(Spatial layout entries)

(begin)

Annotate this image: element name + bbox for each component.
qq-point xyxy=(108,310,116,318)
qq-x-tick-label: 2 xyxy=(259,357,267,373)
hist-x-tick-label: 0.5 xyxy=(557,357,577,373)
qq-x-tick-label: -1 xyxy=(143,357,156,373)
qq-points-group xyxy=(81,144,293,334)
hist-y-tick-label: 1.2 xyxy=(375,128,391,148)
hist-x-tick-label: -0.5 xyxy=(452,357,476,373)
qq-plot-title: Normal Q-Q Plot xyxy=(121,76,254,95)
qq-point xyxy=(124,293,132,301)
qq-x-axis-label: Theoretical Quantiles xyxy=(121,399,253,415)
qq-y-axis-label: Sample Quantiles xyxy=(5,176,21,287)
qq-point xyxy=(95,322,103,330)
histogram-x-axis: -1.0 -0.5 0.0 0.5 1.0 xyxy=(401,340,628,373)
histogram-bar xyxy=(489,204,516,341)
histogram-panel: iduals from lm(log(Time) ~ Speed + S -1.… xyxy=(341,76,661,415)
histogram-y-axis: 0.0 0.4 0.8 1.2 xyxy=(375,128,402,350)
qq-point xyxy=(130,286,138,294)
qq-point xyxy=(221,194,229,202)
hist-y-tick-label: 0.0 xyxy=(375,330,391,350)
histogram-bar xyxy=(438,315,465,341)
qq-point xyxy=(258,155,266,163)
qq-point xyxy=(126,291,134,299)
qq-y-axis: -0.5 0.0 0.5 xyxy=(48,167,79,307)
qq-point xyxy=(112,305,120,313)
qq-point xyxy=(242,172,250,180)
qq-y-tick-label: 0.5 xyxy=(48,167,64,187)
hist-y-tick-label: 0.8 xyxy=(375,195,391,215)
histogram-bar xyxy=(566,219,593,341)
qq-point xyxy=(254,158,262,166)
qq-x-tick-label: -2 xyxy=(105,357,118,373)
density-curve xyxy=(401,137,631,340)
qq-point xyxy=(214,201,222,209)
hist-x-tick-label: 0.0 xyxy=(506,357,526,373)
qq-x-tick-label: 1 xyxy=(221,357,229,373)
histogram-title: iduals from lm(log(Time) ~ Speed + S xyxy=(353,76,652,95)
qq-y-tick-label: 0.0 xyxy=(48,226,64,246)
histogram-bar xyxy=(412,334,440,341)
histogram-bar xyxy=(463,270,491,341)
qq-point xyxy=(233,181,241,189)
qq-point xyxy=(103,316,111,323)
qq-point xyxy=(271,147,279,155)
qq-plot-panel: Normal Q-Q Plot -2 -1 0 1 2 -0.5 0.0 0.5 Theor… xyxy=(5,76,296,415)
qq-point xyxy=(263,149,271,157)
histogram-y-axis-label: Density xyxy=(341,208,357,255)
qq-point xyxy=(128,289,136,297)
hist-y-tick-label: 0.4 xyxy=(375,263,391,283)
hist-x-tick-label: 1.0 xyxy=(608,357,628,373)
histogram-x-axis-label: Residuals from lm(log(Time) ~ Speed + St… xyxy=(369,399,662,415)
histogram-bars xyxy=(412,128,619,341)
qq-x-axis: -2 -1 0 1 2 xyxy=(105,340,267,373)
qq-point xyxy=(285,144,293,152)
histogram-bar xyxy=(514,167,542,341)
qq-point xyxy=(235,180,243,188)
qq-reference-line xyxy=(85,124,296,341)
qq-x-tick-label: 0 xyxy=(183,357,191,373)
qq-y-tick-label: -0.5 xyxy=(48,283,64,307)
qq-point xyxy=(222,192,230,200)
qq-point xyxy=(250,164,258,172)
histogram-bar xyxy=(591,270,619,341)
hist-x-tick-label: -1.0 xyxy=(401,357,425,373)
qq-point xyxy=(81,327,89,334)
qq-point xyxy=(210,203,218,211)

(end)

## GOAL
Rewrite every line of the items as a Markdown table with the columns Row and Line, numbering the rows and skipping blank lines.

## COMPLETED EXERCISE
| Row | Line |
|---|---|
| 1 | Annotate this image: element name + bbox for each component. |
| 2 | qq-point xyxy=(108,310,116,318) |
| 3 | qq-x-tick-label: 2 xyxy=(259,357,267,373) |
| 4 | hist-x-tick-label: 0.5 xyxy=(557,357,577,373) |
| 5 | qq-x-tick-label: -1 xyxy=(143,357,156,373) |
| 6 | qq-points-group xyxy=(81,144,293,334) |
| 7 | hist-y-tick-label: 1.2 xyxy=(375,128,391,148) |
| 8 | hist-x-tick-label: -0.5 xyxy=(452,357,476,373) |
| 9 | qq-plot-title: Normal Q-Q Plot xyxy=(121,76,254,95) |
| 10 | qq-point xyxy=(124,293,132,301) |
| 11 | qq-x-axis-label: Theoretical Quantiles xyxy=(121,399,253,415) |
| 12 | qq-y-axis-label: Sample Quantiles xyxy=(5,176,21,287) |
| 13 | qq-point xyxy=(95,322,103,330) |
| 14 | histogram-x-axis: -1.0 -0.5 0.0 0.5 1.0 xyxy=(401,340,628,373) |
| 15 | histogram-bar xyxy=(489,204,516,341) |
| 16 | histogram-panel: iduals from lm(log(Time) ~ Speed + S -1.… xyxy=(341,76,661,415) |
| 17 | histogram-y-axis: 0.0 0.4 0.8 1.2 xyxy=(375,128,402,350) |
| 18 | qq-point xyxy=(130,286,138,294) |
| 19 | qq-point xyxy=(221,194,229,202) |
| 20 | hist-y-tick-label: 0.0 xyxy=(375,330,391,350) |
| 21 | histogram-bar xyxy=(438,315,465,341) |
| 22 | qq-point xyxy=(258,155,266,163) |
| 23 | qq-point xyxy=(126,291,134,299) |
| 24 | qq-y-axis: -0.5 0.0 0.5 xyxy=(48,167,79,307) |
| 25 | qq-point xyxy=(112,305,120,313) |
| 26 | qq-point xyxy=(242,172,250,180) |
| 27 | qq-y-tick-label: 0.5 xyxy=(48,167,64,187) |
| 28 | hist-y-tick-label: 0.8 xyxy=(375,195,391,215) |
| 29 | histogram-bar xyxy=(566,219,593,341) |
| 30 | qq-point xyxy=(254,158,262,166) |
| 31 | qq-x-tick-label: -2 xyxy=(105,357,118,373) |
| 32 | density-curve xyxy=(401,137,631,340) |
| 33 | qq-point xyxy=(214,201,222,209) |
| 34 | hist-x-tick-label: 0.0 xyxy=(506,357,526,373) |
| 35 | qq-x-tick-label: 1 xyxy=(221,357,229,373) |
| 36 | histogram-title: iduals from lm(log(Time) ~ Speed + S xyxy=(353,76,652,95) |
| 37 | qq-y-tick-label: 0.0 xyxy=(48,226,64,246) |
| 38 | histogram-bar xyxy=(412,334,440,341) |
| 39 | histogram-bar xyxy=(463,270,491,341) |
| 40 | qq-point xyxy=(233,181,241,189) |
| 41 | qq-point xyxy=(103,316,111,323) |
| 42 | qq-point xyxy=(271,147,279,155) |
| 43 | qq-plot-panel: Normal Q-Q Plot -2 -1 0 1 2 -0.5 0.0 0.5 Theor… xyxy=(5,76,296,415) |
| 44 | qq-point xyxy=(263,149,271,157) |
| 45 | histogram-y-axis-label: Density xyxy=(341,208,357,255) |
| 46 | qq-point xyxy=(128,289,136,297) |
| 47 | hist-y-tick-label: 0.4 xyxy=(375,263,391,283) |
| 48 | hist-x-tick-label: 1.0 xyxy=(608,357,628,373) |
| 49 | histogram-x-axis-label: Residuals from lm(log(Time) ~ Speed + St… xyxy=(369,399,662,415) |
| 50 | histogram-bars xyxy=(412,128,619,341) |
| 51 | qq-x-axis: -2 -1 0 1 2 xyxy=(105,340,267,373) |
| 52 | qq-point xyxy=(285,144,293,152) |
| 53 | histogram-bar xyxy=(514,167,542,341) |
| 54 | qq-point xyxy=(235,180,243,188) |
| 55 | qq-reference-line xyxy=(85,124,296,341) |
| 56 | qq-x-tick-label: 0 xyxy=(183,357,191,373) |
| 57 | qq-y-tick-label: -0.5 xyxy=(48,283,64,307) |
| 58 | qq-point xyxy=(222,192,230,200) |
| 59 | qq-point xyxy=(250,164,258,172) |
| 60 | histogram-bar xyxy=(591,270,619,341) |
| 61 | hist-x-tick-label: -1.0 xyxy=(401,357,425,373) |
| 62 | qq-point xyxy=(81,327,89,334) |
| 63 | qq-point xyxy=(210,203,218,211) |